Begin MATERIAL PROVIDED

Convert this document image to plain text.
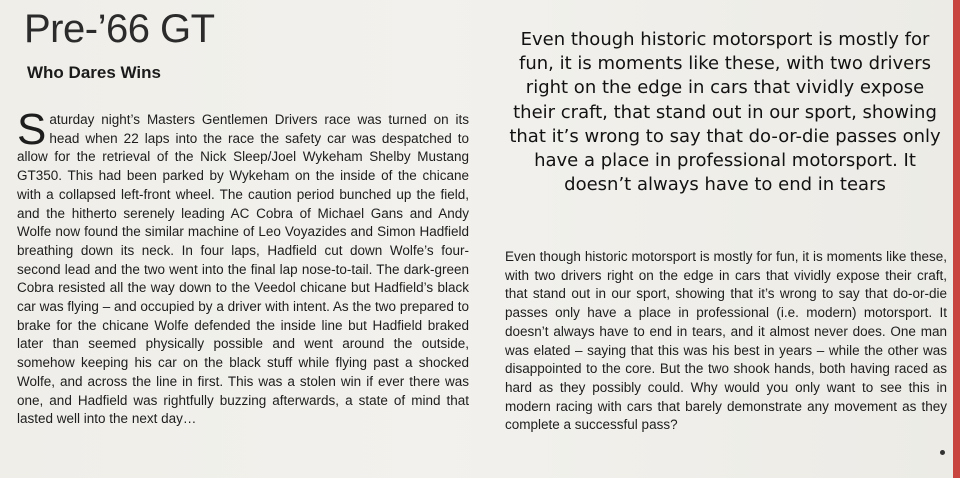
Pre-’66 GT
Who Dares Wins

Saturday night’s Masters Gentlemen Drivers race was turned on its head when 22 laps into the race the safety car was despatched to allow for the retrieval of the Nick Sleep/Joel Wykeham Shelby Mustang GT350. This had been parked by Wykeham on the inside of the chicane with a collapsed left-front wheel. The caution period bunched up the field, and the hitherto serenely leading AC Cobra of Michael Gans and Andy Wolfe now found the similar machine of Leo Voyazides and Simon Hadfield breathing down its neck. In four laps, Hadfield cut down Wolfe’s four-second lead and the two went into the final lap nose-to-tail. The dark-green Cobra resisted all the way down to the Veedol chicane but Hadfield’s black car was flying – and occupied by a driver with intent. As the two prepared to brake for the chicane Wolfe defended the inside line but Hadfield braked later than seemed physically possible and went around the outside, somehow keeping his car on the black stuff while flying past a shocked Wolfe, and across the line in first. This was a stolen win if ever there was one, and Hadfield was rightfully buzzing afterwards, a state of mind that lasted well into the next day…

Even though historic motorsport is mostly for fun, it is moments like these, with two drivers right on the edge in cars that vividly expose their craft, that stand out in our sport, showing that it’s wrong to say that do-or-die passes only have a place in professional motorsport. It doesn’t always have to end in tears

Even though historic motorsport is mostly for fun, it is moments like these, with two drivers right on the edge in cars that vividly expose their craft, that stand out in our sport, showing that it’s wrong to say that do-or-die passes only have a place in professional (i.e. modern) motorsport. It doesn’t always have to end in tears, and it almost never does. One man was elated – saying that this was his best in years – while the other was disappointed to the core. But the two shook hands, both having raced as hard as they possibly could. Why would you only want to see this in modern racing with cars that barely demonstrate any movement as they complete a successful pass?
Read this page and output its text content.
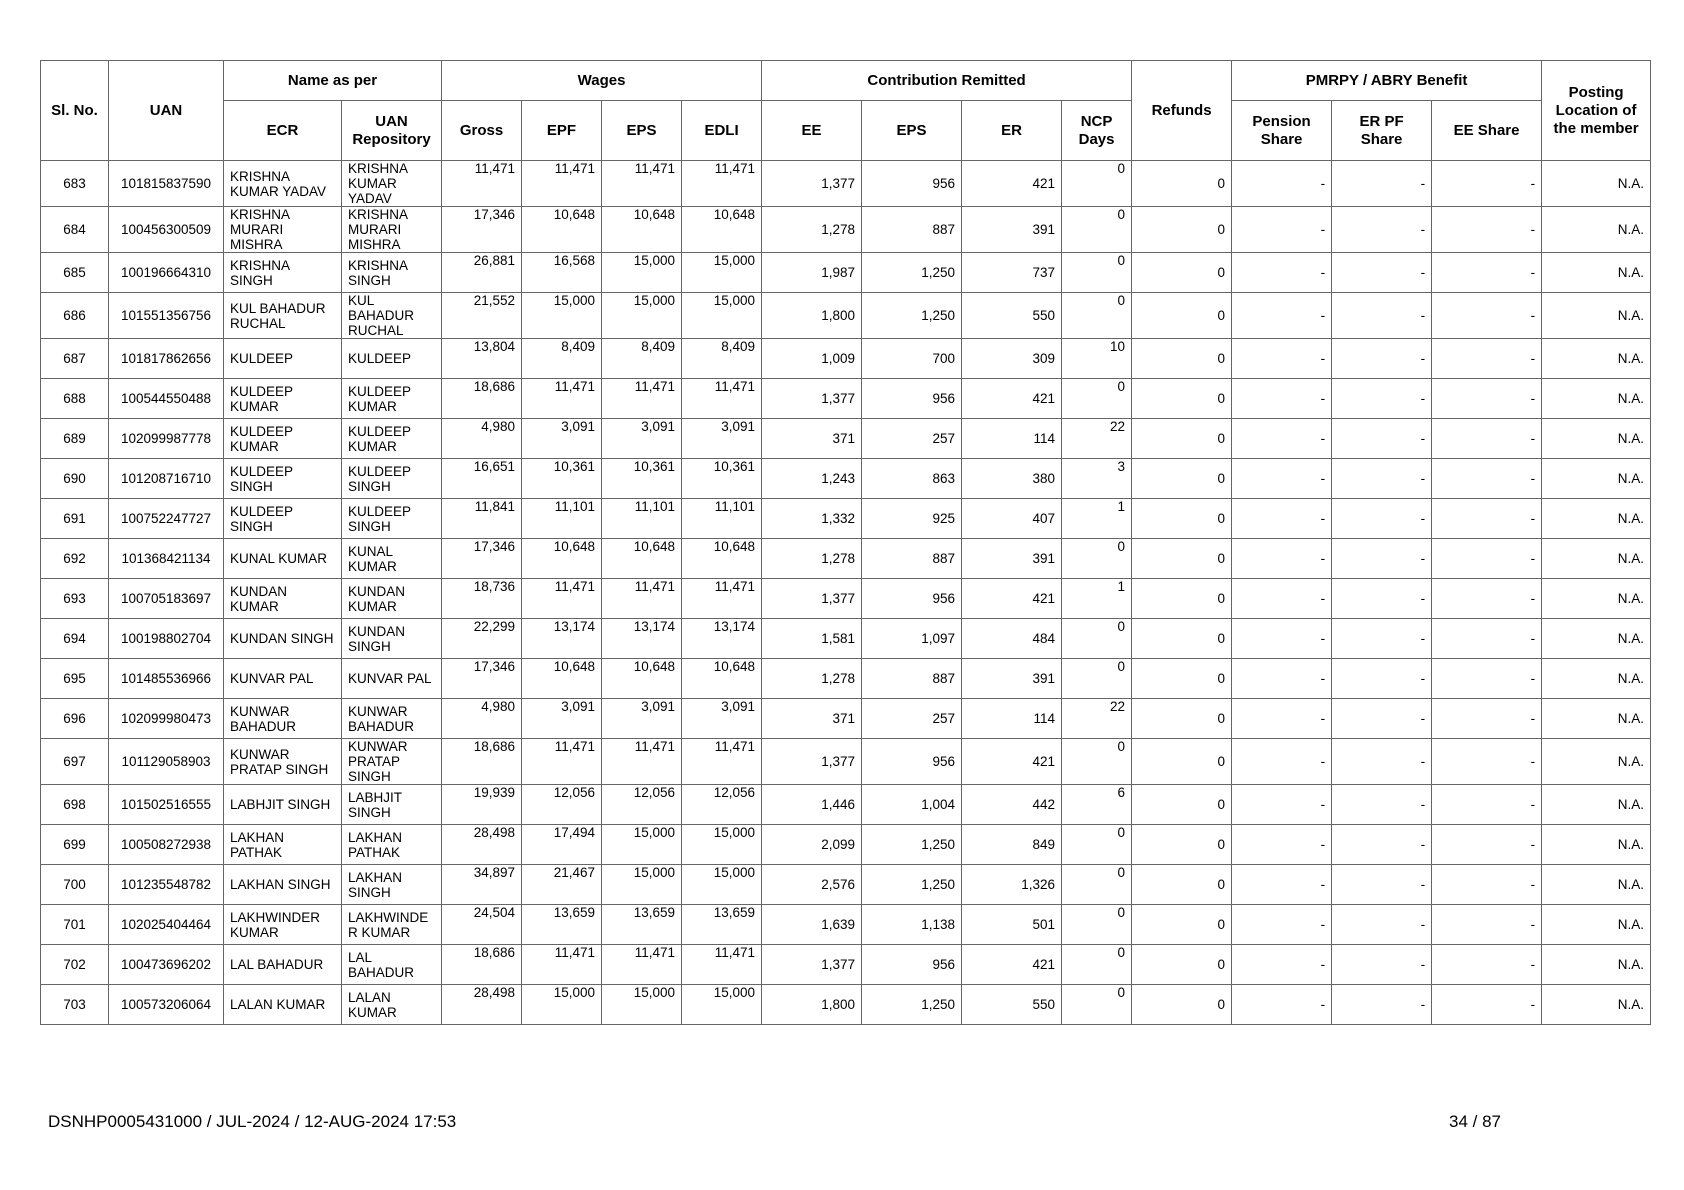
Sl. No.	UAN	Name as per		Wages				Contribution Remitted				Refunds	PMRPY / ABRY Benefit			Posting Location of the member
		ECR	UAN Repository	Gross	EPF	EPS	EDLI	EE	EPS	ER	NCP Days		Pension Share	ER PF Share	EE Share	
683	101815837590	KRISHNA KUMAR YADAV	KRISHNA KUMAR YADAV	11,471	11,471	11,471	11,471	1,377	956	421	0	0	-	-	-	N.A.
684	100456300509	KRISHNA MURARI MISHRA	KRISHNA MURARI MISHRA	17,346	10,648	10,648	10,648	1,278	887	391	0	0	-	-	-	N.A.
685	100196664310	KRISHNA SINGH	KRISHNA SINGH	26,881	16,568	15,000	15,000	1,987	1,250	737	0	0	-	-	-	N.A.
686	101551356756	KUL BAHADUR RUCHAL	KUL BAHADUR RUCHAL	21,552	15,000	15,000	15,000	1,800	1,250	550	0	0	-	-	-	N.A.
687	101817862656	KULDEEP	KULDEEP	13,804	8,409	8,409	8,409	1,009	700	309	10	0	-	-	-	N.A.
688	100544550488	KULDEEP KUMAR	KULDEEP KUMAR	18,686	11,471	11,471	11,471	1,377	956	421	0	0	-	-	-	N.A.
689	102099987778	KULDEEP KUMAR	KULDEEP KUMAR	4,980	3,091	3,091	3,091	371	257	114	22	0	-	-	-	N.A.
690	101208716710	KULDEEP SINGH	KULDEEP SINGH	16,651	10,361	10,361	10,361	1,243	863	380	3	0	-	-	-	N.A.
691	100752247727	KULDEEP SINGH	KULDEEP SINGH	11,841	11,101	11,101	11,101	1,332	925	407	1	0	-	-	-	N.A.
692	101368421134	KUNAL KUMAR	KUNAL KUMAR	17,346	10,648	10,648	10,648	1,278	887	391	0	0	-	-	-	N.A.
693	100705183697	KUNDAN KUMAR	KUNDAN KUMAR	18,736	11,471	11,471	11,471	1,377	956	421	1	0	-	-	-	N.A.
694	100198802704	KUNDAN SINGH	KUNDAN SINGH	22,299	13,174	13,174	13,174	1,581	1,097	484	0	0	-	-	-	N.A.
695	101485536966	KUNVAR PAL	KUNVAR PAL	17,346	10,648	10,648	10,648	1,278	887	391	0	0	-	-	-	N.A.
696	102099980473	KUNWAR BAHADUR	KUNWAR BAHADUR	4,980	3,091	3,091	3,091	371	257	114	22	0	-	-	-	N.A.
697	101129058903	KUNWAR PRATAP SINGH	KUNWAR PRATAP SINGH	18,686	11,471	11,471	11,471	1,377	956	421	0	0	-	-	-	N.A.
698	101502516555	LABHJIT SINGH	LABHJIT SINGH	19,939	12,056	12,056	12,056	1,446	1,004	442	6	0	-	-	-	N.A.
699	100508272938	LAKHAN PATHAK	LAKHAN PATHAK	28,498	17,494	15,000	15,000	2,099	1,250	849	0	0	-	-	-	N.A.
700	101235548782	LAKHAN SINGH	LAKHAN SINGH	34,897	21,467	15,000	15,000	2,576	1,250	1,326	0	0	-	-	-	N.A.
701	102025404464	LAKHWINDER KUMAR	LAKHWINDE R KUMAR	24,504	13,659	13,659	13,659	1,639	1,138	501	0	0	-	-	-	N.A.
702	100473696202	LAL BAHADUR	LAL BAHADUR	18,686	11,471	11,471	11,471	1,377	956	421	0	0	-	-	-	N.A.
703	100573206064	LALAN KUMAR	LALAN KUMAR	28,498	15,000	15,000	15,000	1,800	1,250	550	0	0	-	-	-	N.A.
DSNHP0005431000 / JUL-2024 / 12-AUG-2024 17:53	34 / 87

End MATERIAL PROVIDED
Begin MATERIAL PROVIDED

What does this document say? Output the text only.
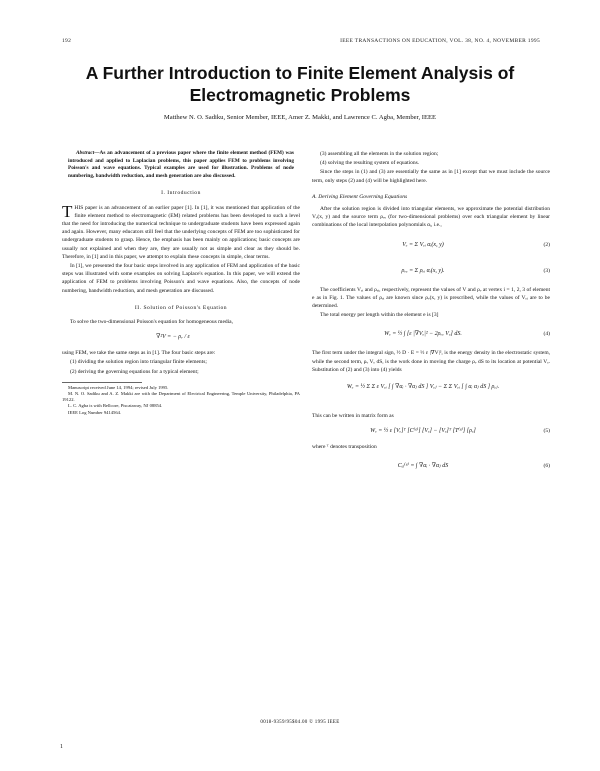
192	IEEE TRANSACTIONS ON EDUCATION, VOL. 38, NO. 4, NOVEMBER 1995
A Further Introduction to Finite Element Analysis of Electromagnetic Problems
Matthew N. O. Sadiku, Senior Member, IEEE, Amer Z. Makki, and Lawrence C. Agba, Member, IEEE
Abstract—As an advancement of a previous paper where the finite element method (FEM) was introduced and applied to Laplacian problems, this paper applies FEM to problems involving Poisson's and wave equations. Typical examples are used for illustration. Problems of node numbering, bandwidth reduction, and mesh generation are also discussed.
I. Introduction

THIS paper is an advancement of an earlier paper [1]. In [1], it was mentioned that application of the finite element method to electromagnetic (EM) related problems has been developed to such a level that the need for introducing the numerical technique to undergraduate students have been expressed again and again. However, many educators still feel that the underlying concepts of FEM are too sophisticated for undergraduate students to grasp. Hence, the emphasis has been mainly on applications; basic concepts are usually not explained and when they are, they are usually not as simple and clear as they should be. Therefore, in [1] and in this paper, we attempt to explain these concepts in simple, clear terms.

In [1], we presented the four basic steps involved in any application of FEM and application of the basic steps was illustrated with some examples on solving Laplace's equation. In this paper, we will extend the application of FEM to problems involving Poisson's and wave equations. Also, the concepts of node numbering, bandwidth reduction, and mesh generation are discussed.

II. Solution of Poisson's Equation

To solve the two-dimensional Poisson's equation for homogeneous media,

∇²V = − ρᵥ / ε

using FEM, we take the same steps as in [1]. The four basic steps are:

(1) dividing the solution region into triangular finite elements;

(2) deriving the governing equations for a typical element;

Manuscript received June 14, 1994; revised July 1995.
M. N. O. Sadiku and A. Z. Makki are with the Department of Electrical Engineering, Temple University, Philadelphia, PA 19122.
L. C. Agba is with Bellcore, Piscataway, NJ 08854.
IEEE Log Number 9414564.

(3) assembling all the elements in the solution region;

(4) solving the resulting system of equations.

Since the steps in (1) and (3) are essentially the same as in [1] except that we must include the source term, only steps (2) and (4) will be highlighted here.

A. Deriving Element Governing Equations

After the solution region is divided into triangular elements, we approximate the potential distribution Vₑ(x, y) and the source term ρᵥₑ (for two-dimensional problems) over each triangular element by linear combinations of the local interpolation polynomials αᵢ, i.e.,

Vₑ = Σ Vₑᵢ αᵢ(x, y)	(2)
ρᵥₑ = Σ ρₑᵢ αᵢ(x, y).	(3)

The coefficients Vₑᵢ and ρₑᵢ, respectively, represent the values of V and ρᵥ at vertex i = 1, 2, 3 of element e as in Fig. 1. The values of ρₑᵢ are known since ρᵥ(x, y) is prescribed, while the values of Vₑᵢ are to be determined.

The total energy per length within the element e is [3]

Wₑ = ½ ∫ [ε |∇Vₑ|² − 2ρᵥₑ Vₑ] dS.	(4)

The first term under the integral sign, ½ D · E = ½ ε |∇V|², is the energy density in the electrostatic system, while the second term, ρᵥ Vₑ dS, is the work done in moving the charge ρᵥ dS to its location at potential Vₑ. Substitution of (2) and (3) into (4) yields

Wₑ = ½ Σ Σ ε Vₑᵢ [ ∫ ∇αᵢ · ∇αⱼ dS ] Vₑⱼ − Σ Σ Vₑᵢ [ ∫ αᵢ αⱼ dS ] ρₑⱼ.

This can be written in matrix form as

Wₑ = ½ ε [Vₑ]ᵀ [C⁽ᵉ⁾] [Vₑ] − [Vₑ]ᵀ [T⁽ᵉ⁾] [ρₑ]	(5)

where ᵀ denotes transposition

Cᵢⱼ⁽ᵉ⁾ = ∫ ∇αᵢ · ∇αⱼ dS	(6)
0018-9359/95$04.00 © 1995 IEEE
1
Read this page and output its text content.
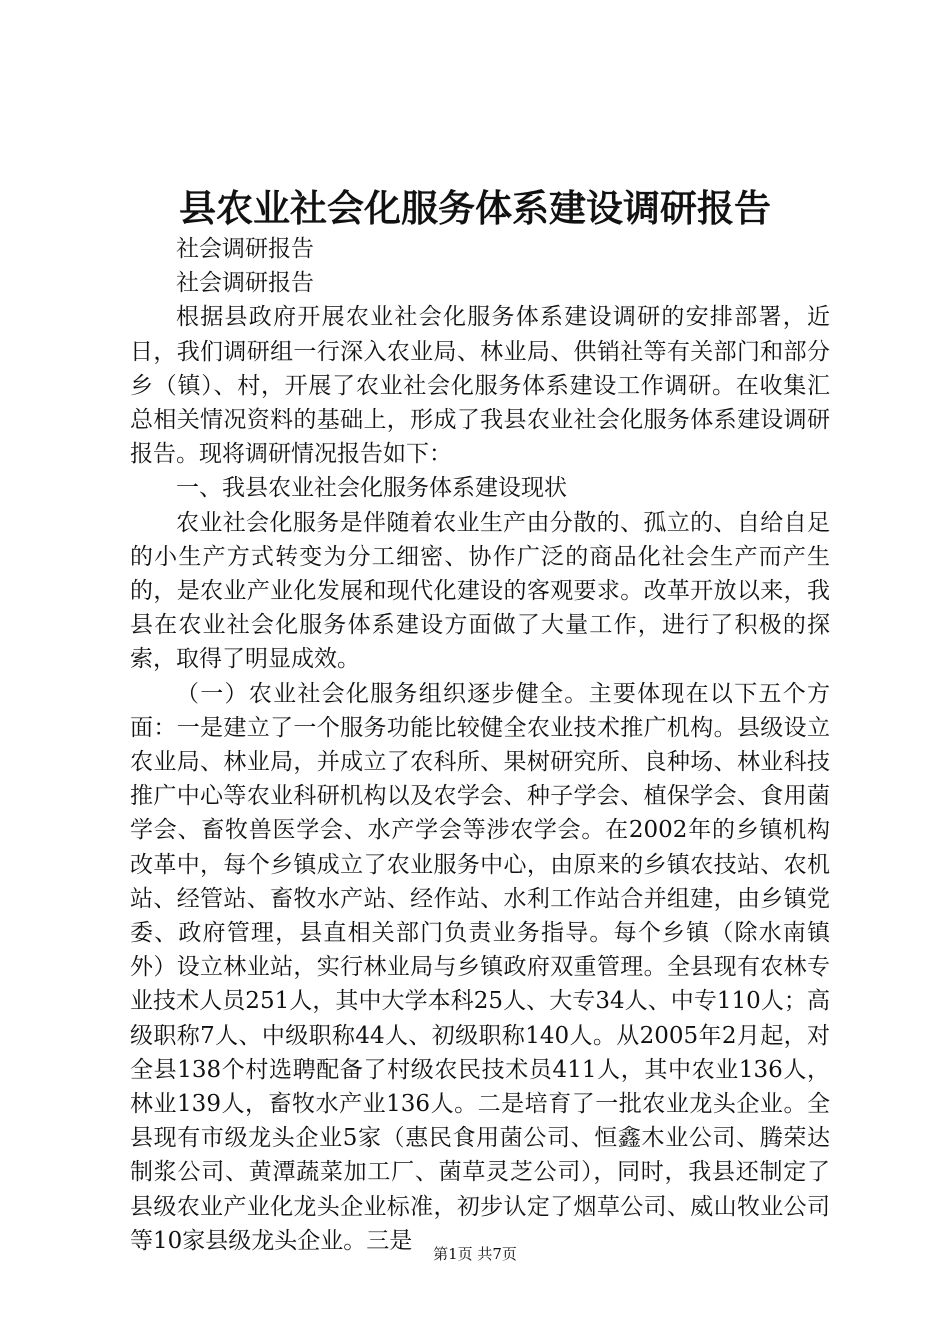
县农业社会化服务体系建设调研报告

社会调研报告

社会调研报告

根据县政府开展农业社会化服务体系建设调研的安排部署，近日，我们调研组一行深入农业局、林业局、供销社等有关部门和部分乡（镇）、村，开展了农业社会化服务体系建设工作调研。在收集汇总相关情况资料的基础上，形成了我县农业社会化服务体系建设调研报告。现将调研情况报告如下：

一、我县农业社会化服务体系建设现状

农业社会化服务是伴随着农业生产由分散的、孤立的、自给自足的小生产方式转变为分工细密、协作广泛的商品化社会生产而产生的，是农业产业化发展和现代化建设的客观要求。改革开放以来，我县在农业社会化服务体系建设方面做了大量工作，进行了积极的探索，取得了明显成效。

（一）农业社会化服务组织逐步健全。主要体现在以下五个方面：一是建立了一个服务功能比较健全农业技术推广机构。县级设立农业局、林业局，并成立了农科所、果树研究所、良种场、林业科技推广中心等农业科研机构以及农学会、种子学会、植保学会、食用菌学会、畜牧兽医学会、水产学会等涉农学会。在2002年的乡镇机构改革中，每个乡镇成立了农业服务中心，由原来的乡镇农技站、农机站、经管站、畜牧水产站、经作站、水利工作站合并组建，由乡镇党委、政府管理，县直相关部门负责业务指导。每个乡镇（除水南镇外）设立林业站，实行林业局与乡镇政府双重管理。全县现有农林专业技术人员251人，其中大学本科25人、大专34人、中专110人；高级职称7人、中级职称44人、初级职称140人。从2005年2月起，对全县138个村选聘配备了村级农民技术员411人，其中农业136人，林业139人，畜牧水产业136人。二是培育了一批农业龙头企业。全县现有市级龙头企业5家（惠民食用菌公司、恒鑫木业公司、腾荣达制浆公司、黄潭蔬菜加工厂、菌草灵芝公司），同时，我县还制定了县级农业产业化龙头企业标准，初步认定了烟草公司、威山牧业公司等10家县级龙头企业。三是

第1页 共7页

End MATERIAL PROVIDED

Find the lines containing "LAKHAN" and list every one of them.

699	100508272938	LAKHAN PATHAK	LAKHAN PATHAK	28,498	17,494	15,000	15,000	2,099	1,250	849	0	0	-	-	-	N.A.
700	101235548782	LAKHAN SINGH	LAKHAN SINGH	34,897	21,467	15,000	15,000	2,576	1,250	1,326	0	0	-	-	-	N.A.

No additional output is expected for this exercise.